* BEGIN Records shown *
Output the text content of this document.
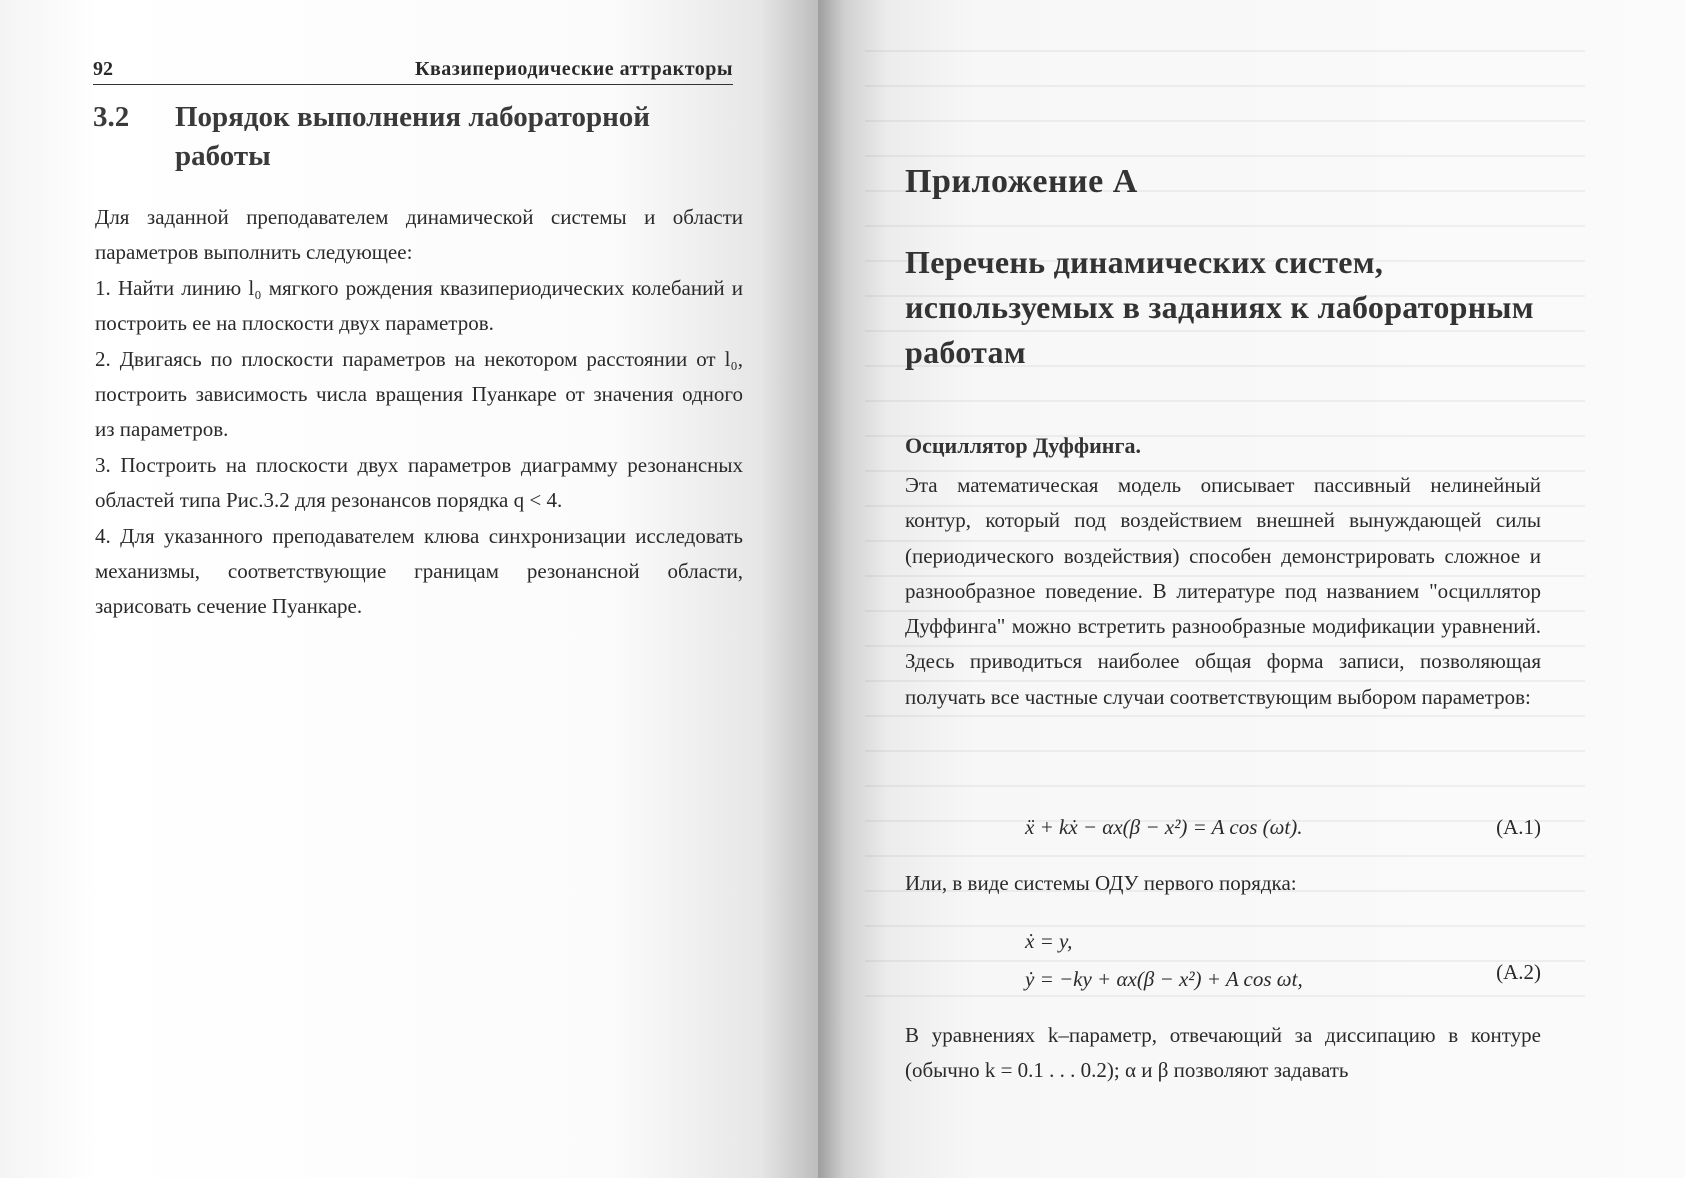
92	Квазипериодические аттракторы
3.2	Порядок выполнения лабораторной работы

Для заданной преподавателем динамической системы и области параметров выполнить следующее:

1. Найти линию l₀ мягкого рождения квазипериодических колебаний и построить ее на плоскости двух параметров.

2. Двигаясь по плоскости параметров на некотором расстоянии от l₀, построить зависимость числа вращения Пуанкаре от значения одного из параметров.

3. Построить на плоскости двух параметров диаграмму резонансных областей типа Рис.3.2 для резонансов порядка q < 4.

4. Для указанного преподавателем клюва синхронизации исследовать механизмы, соответствующие границам резонансной области, зарисовать сечение Пуанкаре.

Приложение А
Перечень динамических систем, используемых в заданиях к лабораторным работам
Осциллятор Дуффинга.

Эта математическая модель описывает пассивный нелинейный контур, который под воздействием внешней вынуждающей силы (периодического воздействия) способен демонстрировать сложное и разнообразное поведение. В литературе под названием "осциллятор Дуффинга" можно встретить разнообразные модификации уравнений. Здесь приводиться наиболее общая форма записи, позволяющая получать все частные случаи соответствующим выбором параметров:

ẍ + kẋ − αx(β − x²) = A cos (ωt).	(A.1)

Или, в виде системы ОДУ первого порядка:

ẋ = y,
ẏ = −ky + αx(β − x²) + A cos ωt,	(A.2)

В уравнениях k–параметр, отвечающий за диссипацию в контуре (обычно k = 0.1 . . . 0.2); α и β позволяют задавать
* END Records shown *
▶ **Set task**:
Retype the listing exactly. Pictures do not belong in the copy.

▶ **Task result**:
Output the text content of this document.
92	Квазипериодические аттракторы
3.2	Порядок выполнения лабораторной работы

Для заданной преподавателем динамической системы и области параметров выполнить следующее:

1. Найти линию l₀ мягкого рождения квазипериодических колебаний и построить ее на плоскости двух параметров.

2. Двигаясь по плоскости параметров на некотором расстоянии от l₀, построить зависимость числа вращения Пуанкаре от значения одного из параметров.

3. Построить на плоскости двух параметров диаграмму резонансных областей типа Рис.3.2 для резонансов порядка q < 4.

4. Для указанного преподавателем клюва синхронизации исследовать механизмы, соответствующие границам резонансной области, зарисовать сечение Пуанкаре.

Приложение А
Перечень динамических систем, используемых в заданиях к лабораторным работам
Осциллятор Дуффинга.

Эта математическая модель описывает пассивный нелинейный контур, который под воздействием внешней вынуждающей силы (периодического воздействия) способен демонстрировать сложное и разнообразное поведение. В литературе под названием "осциллятор Дуффинга" можно встретить разнообразные модификации уравнений. Здесь приводиться наиболее общая форма записи, позволяющая получать все частные случаи соответствующим выбором параметров:

ẍ + kẋ − αx(β − x²) = A cos (ωt).	(A.1)

Или, в виде системы ОДУ первого порядка:

ẋ = y,
ẏ = −ky + αx(β − x²) + A cos ωt,	(A.2)

В уравнениях k–параметр, отвечающий за диссипацию в контуре (обычно k = 0.1 . . . 0.2); α и β позволяют задавать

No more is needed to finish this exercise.